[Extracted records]
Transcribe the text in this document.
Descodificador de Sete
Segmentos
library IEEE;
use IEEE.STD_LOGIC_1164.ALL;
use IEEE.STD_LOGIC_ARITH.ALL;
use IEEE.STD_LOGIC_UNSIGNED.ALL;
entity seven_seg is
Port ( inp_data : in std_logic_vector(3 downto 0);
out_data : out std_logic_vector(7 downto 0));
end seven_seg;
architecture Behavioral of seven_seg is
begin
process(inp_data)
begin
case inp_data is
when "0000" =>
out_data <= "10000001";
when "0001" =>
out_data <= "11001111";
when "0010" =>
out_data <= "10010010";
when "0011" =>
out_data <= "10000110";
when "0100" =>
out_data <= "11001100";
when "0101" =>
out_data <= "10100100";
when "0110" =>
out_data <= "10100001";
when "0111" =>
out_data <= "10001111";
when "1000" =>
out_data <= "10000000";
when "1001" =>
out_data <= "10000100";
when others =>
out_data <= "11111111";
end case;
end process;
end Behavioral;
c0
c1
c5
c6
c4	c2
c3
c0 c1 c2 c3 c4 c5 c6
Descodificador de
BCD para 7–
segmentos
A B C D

▶ _Task objective_:
Above are some records; extract every one of them exactly.

▶ _Exercise output_:
Transcribe the text in this document.
Descodificador de Sete
Segmentos
library IEEE;
use IEEE.STD_LOGIC_1164.ALL;
use IEEE.STD_LOGIC_ARITH.ALL;
use IEEE.STD_LOGIC_UNSIGNED.ALL;
entity seven_seg is
Port ( inp_data : in std_logic_vector(3 downto 0);
out_data : out std_logic_vector(7 downto 0));
end seven_seg;
architecture Behavioral of seven_seg is
begin
process(inp_data)
begin
case inp_data is
when "0000" =>
out_data <= "10000001";
when "0001" =>
out_data <= "11001111";
when "0010" =>
out_data <= "10010010";
when "0011" =>
out_data <= "10000110";
when "0100" =>
out_data <= "11001100";
when "0101" =>
out_data <= "10100100";
when "0110" =>
out_data <= "10100001";
when "0111" =>
out_data <= "10001111";
when "1000" =>
out_data <= "10000000";
when "1001" =>
out_data <= "10000100";
when others =>
out_data <= "11111111";
end case;
end process;
end Behavioral;
c0
c1
c5
c6
c4	c2
c3
c0 c1 c2 c3 c4 c5 c6
Descodificador de
BCD para 7–
segmentos
A B C D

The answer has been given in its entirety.